**Document extract**
- Born: Chike George Lindsay-Ajudua November 17, 1983 (age 42) Atlanta, Georgia
- Other names: Vicious Croc
- Nationality: American
- Height: 1.80 m (5 ft 11 in)
- Weight: 70 kg (150 lb; 11 st)
- Division: Welterweight Middleweight
- Reach: 75 in (190 cm)
- Style: Kickboxing, Muay Thai, Brazilian Jiu-Jitsu, Judo, Wushu
- Fighting out of: Atlanta, Georgia
- Team: Team Vicious Croc
- Years active: 2003-present

Kickboxing record
- Total: 24
- Wins: 18
- By knockout: 6
- Losses: 6
- By knockout: 1

Mixed martial arts record
- Total: 2
- Wins: 1
- By knockout: 1
- Losses: 1
- By submission: 1

Other information
- Website: chikelindsay.com

= Chike Lindsay =

American kickboxer

Chike George Lindsay-Ajudua (born November 17, 1983) is an American Muay Thai kickboxer who competes in the Middleweight division. Lindsay is the former WKA North American Champion, WBC Muaythai International Champion, and IMTO Super Welterweight Champion.

**What you have to do**
Update the Chike Lindsay profile by swapping "Nationality" for "Citizenship", and write out everything from "- Born: Chike" down to "in (190 cm)" with that change. The material after this point is separate from the Chike Lindsay profile.

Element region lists
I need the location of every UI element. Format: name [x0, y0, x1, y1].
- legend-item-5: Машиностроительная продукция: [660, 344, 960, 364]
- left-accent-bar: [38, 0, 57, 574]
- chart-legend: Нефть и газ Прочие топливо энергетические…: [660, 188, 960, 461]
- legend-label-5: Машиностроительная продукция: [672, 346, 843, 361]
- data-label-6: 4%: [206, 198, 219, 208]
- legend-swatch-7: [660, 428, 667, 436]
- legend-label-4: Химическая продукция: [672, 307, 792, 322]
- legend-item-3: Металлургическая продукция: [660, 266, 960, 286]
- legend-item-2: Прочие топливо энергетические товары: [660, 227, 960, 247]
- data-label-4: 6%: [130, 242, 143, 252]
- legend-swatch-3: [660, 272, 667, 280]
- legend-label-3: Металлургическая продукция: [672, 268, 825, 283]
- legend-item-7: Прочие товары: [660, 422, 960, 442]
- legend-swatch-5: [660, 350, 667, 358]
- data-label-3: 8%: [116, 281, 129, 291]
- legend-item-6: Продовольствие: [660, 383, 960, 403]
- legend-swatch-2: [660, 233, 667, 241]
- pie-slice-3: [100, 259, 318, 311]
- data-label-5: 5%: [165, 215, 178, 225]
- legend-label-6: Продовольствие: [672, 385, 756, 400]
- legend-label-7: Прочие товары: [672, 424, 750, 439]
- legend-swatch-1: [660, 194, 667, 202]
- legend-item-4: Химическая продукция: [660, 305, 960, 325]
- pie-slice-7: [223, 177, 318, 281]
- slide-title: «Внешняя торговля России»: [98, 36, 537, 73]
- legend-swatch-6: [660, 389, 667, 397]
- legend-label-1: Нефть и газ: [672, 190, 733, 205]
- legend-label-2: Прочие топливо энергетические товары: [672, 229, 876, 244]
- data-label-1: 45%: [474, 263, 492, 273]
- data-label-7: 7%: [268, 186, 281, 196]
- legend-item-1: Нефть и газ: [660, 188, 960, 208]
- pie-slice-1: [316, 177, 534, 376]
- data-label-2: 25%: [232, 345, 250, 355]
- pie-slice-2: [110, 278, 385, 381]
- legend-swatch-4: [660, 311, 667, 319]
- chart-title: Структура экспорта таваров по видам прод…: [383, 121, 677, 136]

**Complete response**
- Born: Chike George Lindsay-Ajudua November 17, 1983 (age 42) Atlanta, Georgia
- Other names: Vicious Croc
- Citizenship: American
- Height: 1.80 m (5 ft 11 in)
- Weight: 70 kg (150 lb; 11 st)
- Division: Welterweight Middleweight
- Reach: 75 in (190 cm)